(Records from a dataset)
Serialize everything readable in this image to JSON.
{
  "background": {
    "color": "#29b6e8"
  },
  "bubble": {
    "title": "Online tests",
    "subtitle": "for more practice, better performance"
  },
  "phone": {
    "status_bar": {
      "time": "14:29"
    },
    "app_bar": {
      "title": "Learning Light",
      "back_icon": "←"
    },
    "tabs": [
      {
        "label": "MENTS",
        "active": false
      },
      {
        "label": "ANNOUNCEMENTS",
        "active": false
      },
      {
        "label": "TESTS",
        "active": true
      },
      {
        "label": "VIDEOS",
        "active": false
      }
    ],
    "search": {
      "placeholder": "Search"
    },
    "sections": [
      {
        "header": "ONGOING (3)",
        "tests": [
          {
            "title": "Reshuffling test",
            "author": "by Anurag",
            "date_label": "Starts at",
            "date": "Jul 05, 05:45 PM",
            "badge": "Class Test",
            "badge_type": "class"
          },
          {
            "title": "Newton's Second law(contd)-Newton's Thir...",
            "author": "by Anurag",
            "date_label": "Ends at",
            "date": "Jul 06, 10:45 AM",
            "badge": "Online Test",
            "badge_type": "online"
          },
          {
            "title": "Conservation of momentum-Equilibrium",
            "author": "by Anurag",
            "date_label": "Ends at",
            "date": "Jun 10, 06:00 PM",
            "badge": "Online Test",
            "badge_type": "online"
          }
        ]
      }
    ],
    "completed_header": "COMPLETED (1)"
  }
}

DIRECTIONS FOR THIS TASK. Make an exact copy of every entry.

ANSWER TO THIS TASK.
Serialize everything readable in this image to JSON.
{
  "background": {
    "color": "#29b6e8"
  },
  "bubble": {
    "title": "Online tests",
    "subtitle": "for more practice, better performance"
  },
  "phone": {
    "status_bar": {
      "time": "14:29"
    },
    "app_bar": {
      "title": "Learning Light",
      "back_icon": "←"
    },
    "tabs": [
      {
        "label": "MENTS",
        "active": false
      },
      {
        "label": "ANNOUNCEMENTS",
        "active": false
      },
      {
        "label": "TESTS",
        "active": true
      },
      {
        "label": "VIDEOS",
        "active": false
      }
    ],
    "search": {
      "placeholder": "Search"
    },
    "sections": [
      {
        "header": "ONGOING (3)",
        "tests": [
          {
            "title": "Reshuffling test",
            "author": "by Anurag",
            "date_label": "Starts at",
            "date": "Jul 05, 05:45 PM",
            "badge": "Class Test",
            "badge_type": "class"
          },
          {
            "title": "Newton's Second law(contd)-Newton's Thir...",
            "author": "by Anurag",
            "date_label": "Ends at",
            "date": "Jul 06, 10:45 AM",
            "badge": "Online Test",
            "badge_type": "online"
          },
          {
            "title": "Conservation of momentum-Equilibrium",
            "author": "by Anurag",
            "date_label": "Ends at",
            "date": "Jun 10, 06:00 PM",
            "badge": "Online Test",
            "badge_type": "online"
          }
        ]
      }
    ],
    "completed_header": "COMPLETED (1)"
  }
}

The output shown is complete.